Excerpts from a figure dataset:
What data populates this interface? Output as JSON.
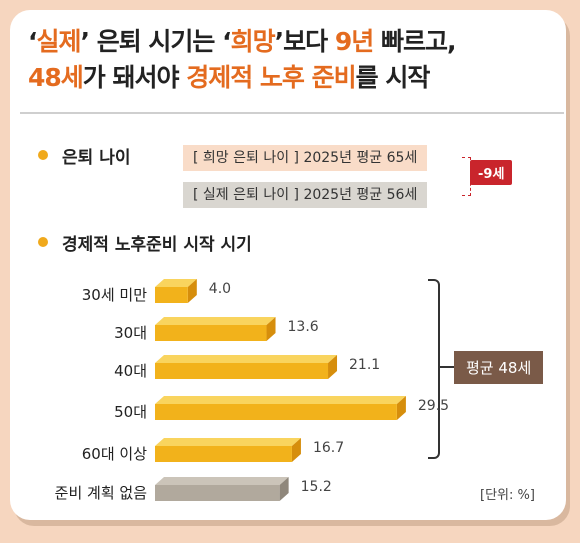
{
  "title": {
    "l1": [
      "‘",
      "실제",
      "’ 은퇴 시기는 ‘",
      "희망",
      "’보다 ",
      "9년",
      " 빠르고,"
    ],
    "l2": [
      "48세",
      "가 돼서야 ",
      "경제적 노후 준비",
      "를 시작"
    ]
  },
  "section1": {
    "title": "은퇴 나이",
    "hope_pill": "[ 희망 은퇴 나이 ] 2025년 평균 65세",
    "real_pill": "[ 실제 은퇴 나이 ] 2025년 평균 56세",
    "diff_badge": "-9세"
  },
  "section2": {
    "title": "경제적 노후준비 시작 시기",
    "average_badge": "평균 48세",
    "unit": "[단위: %]"
  },
  "chart_data": {
    "type": "bar",
    "orientation": "horizontal",
    "categories": [
      "30세 미만",
      "30대",
      "40대",
      "50대",
      "60대 이상",
      "준비 계획 없음"
    ],
    "values": [
      4.0,
      13.6,
      21.1,
      29.5,
      16.7,
      15.2
    ],
    "value_labels": [
      "4.0",
      "13.6",
      "21.1",
      "29.5",
      "16.7",
      "15.2"
    ],
    "unit": "%",
    "colors": {
      "main": "#f2b21b",
      "main_side": "#d68e0c",
      "main_top": "#f9d45e",
      "none": "#b1a99d",
      "none_side": "#8f877b",
      "none_top": "#cbc4b9"
    },
    "bracket_label": "평균 48세"
  },
  "colors": {
    "accent": "#e46b1f",
    "badge_red": "#c9252c",
    "badge_brown": "#7a5a48",
    "background": "#f6d6bf"
  }
}
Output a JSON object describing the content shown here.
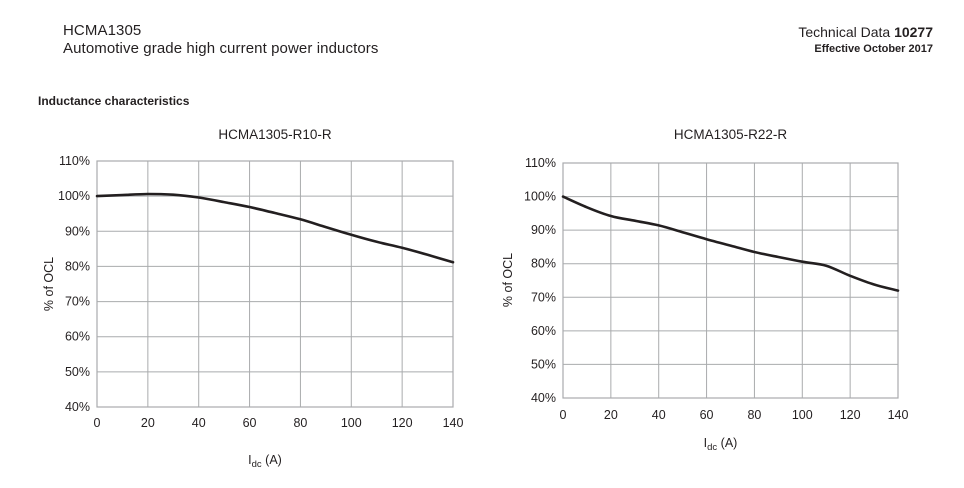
{
  "header": {
    "product": "HCMA1305",
    "subtitle": "Automotive grade high current power inductors",
    "doc_type": "Technical Data",
    "doc_number": "10277",
    "effective": "Effective October 2017"
  },
  "section_title": "Inductance characteristics",
  "colors": {
    "text": "#231f20",
    "grid": "#a9abad",
    "curve": "#231f20"
  },
  "chart_data": [
    {
      "type": "line",
      "title": "HCMA1305-R10-R",
      "ylabel": "% of OCL",
      "xlabel": {
        "base": "I",
        "sub": "dc",
        "rest": " (A)"
      },
      "xlim": [
        0,
        140
      ],
      "ylim": [
        40,
        110
      ],
      "grid": true,
      "legend": "none",
      "xticks": [
        0,
        20,
        40,
        60,
        80,
        100,
        120,
        140
      ],
      "yticks": [
        110,
        100,
        90,
        80,
        70,
        60,
        50,
        40
      ],
      "ytick_labels": [
        "110%",
        "100%",
        "90%",
        "80%",
        "70%",
        "60%",
        "50%",
        "40%"
      ],
      "series": [
        {
          "name": "HCMA1305-R10-R",
          "x": [
            0,
            10,
            20,
            30,
            40,
            50,
            60,
            70,
            80,
            90,
            100,
            110,
            120,
            130,
            140
          ],
          "y": [
            100,
            100.3,
            100.6,
            100.4,
            99.6,
            98.3,
            96.9,
            95.2,
            93.4,
            91.2,
            89.0,
            87.0,
            85.3,
            83.3,
            81.2
          ]
        }
      ]
    },
    {
      "type": "line",
      "title": "HCMA1305-R22-R",
      "ylabel": "% of OCL",
      "xlabel": {
        "base": "I",
        "sub": "dc",
        "rest": " (A)"
      },
      "xlim": [
        0,
        140
      ],
      "ylim": [
        40,
        110
      ],
      "grid": true,
      "legend": "none",
      "xticks": [
        0,
        20,
        40,
        60,
        80,
        100,
        120,
        140
      ],
      "yticks": [
        110,
        100,
        90,
        80,
        70,
        60,
        50,
        40
      ],
      "ytick_labels": [
        "110%",
        "100%",
        "90%",
        "80%",
        "70%",
        "60%",
        "50%",
        "40%"
      ],
      "series": [
        {
          "name": "HCMA1305-R22-R",
          "x": [
            0,
            10,
            20,
            30,
            40,
            50,
            60,
            70,
            80,
            90,
            100,
            110,
            120,
            130,
            140
          ],
          "y": [
            100,
            96.8,
            94.2,
            92.8,
            91.4,
            89.4,
            87.3,
            85.4,
            83.5,
            82.0,
            80.6,
            79.4,
            76.4,
            73.8,
            72.0
          ]
        }
      ]
    }
  ]
}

(Your goal):
From the listing above, pick out each line where the word "Output" appears.

(Final result):
What data populates this interface? Output as JSON.
Output a JSON object describing the content shown here.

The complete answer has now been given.